----- Given records

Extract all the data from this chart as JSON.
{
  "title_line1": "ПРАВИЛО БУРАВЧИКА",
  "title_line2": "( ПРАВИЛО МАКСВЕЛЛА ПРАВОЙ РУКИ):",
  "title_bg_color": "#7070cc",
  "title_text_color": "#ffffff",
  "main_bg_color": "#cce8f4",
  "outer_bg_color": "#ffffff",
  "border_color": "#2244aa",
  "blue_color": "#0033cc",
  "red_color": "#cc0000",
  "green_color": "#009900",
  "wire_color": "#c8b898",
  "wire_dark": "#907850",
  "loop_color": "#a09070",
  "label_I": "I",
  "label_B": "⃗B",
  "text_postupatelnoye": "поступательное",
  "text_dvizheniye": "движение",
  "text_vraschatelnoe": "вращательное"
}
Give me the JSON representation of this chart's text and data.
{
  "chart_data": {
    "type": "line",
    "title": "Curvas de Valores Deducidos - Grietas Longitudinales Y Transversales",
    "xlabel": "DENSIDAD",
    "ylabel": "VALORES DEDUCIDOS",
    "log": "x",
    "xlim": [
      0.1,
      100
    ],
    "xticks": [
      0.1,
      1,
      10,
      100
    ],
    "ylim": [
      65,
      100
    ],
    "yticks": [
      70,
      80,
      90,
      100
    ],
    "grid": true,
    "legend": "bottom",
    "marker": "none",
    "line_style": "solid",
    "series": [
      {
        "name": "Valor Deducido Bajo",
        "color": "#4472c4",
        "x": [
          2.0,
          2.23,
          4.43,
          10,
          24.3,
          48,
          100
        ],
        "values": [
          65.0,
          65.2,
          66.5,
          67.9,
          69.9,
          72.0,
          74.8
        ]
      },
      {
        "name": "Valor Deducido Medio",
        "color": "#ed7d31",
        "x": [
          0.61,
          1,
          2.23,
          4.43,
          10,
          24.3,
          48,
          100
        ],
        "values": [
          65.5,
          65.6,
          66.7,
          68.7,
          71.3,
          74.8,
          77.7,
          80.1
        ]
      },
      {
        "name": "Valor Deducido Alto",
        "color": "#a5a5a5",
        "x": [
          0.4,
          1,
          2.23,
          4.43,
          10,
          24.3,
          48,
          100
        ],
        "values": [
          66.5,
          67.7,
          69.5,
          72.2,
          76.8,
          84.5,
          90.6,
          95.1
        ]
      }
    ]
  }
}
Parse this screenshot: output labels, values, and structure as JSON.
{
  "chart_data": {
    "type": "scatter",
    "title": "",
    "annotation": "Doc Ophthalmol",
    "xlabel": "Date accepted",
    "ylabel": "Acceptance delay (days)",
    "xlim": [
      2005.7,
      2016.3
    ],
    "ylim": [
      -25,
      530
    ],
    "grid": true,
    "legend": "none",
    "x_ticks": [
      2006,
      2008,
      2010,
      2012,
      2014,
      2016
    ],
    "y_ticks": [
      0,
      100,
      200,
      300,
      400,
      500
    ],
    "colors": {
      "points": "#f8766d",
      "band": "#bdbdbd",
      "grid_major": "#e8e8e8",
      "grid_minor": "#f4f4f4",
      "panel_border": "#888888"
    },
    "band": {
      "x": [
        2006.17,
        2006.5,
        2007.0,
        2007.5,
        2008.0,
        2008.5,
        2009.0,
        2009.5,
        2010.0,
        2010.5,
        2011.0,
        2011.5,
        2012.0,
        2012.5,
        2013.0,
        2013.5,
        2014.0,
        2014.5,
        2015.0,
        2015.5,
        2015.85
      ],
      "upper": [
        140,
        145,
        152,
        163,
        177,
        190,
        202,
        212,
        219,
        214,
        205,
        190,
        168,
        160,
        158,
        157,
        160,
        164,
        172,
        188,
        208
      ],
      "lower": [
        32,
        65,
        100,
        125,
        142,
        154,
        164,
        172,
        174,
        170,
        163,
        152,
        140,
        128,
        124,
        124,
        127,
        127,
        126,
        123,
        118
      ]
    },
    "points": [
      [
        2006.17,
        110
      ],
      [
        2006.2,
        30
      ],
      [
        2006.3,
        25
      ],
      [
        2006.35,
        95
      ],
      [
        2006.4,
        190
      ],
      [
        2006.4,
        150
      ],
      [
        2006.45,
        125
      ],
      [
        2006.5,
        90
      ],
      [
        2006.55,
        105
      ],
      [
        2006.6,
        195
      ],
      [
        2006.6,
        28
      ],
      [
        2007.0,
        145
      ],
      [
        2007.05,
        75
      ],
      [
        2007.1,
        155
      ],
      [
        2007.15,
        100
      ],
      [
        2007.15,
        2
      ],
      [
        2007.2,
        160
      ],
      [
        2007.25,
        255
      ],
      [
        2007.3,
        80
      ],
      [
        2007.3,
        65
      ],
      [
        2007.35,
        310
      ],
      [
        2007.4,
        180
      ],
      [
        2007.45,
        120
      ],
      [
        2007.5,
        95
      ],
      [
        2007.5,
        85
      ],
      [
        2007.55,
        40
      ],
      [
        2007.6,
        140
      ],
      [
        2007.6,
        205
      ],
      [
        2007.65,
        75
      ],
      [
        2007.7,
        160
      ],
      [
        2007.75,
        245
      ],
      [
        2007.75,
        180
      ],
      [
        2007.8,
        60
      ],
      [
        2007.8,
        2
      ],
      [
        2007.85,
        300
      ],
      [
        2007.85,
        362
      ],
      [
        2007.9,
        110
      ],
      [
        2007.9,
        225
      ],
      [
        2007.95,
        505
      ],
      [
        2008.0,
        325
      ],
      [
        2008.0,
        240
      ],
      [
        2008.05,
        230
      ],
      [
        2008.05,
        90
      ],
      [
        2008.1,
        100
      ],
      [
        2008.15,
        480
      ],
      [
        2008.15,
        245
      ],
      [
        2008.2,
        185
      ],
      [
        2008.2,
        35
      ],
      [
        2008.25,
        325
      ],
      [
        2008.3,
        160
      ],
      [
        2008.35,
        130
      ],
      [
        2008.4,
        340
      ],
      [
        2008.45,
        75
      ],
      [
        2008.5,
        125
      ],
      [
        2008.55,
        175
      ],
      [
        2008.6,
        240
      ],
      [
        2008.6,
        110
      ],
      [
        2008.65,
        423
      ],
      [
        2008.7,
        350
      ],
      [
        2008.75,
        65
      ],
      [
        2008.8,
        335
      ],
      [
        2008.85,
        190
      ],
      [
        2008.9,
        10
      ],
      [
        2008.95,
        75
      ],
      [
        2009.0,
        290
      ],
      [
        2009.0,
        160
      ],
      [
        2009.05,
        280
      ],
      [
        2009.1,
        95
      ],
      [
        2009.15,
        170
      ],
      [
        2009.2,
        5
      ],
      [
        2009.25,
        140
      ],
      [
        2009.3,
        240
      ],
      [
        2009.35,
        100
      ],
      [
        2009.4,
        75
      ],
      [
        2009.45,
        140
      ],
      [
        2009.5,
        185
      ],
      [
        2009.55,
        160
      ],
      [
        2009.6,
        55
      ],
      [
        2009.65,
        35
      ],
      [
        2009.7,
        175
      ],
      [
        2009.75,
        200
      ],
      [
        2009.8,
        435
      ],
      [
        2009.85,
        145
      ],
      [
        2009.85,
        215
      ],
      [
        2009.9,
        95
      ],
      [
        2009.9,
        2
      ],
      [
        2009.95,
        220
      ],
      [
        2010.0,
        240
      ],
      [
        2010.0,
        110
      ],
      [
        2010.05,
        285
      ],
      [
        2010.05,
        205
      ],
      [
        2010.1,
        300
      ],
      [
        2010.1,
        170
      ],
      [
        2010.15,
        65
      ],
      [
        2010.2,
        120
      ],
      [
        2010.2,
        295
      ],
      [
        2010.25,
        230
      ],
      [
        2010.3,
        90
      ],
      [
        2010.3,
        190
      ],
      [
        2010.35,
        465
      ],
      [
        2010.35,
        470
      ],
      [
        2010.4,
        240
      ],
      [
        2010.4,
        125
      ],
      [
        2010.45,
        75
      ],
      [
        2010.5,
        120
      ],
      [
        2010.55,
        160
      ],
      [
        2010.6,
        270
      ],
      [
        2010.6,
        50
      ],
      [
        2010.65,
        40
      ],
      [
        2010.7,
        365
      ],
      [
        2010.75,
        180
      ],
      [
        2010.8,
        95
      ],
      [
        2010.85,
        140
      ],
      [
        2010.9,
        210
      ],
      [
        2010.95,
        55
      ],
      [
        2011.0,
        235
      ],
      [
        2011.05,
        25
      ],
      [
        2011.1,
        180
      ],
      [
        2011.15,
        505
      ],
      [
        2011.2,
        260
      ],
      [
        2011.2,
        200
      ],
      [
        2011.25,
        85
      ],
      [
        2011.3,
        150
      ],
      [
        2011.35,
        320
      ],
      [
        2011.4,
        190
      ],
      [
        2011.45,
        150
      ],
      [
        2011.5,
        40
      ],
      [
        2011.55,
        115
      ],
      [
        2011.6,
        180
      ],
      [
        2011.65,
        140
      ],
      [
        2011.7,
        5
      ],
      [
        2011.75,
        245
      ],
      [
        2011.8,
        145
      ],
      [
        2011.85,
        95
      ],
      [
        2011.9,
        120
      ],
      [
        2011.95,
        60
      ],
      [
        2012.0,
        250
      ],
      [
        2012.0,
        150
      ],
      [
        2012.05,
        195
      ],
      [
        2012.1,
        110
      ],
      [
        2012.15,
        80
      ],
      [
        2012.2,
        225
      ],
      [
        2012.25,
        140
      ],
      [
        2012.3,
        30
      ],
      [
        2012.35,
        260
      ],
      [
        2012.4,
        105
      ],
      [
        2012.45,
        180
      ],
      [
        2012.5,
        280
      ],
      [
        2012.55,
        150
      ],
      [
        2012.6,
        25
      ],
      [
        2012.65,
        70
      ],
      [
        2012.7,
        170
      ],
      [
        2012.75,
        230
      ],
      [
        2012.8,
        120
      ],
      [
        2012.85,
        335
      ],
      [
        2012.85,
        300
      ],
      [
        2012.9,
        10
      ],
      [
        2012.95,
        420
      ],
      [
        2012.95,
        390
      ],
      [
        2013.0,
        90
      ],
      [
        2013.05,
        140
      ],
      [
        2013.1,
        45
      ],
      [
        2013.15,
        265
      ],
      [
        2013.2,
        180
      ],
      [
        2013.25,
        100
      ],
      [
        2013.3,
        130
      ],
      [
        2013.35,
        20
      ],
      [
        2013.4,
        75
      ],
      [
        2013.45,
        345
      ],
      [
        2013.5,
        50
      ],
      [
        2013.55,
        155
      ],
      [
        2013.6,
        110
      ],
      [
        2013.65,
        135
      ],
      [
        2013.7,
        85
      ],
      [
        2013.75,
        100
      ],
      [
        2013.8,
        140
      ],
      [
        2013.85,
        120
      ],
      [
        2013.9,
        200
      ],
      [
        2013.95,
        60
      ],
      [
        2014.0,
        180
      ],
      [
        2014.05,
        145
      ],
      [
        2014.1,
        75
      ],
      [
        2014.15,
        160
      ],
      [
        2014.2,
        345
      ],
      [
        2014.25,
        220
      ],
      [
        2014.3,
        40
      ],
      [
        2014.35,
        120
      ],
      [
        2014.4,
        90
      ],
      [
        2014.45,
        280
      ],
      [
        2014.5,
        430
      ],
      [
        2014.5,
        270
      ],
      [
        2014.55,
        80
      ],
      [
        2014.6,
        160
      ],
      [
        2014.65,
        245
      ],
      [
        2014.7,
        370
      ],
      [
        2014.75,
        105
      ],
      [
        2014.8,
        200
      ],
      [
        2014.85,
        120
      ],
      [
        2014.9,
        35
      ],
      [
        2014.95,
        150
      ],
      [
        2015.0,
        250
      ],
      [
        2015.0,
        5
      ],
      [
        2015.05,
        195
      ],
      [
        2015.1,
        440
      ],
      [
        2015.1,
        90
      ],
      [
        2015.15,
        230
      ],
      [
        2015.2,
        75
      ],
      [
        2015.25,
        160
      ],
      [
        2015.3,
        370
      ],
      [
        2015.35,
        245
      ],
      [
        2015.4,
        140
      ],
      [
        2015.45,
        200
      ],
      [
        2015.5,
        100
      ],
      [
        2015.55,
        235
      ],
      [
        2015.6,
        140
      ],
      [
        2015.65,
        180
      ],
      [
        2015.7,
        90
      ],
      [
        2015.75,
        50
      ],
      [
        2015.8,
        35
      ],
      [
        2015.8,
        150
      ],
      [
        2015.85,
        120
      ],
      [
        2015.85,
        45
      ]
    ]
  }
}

----------

- _Given exercise_
Extract every line from the records above that contains the word "xlabel".

- _Solution to this task_
    "xlabel": "DENSIDAD",
    "xlabel": "Date accepted",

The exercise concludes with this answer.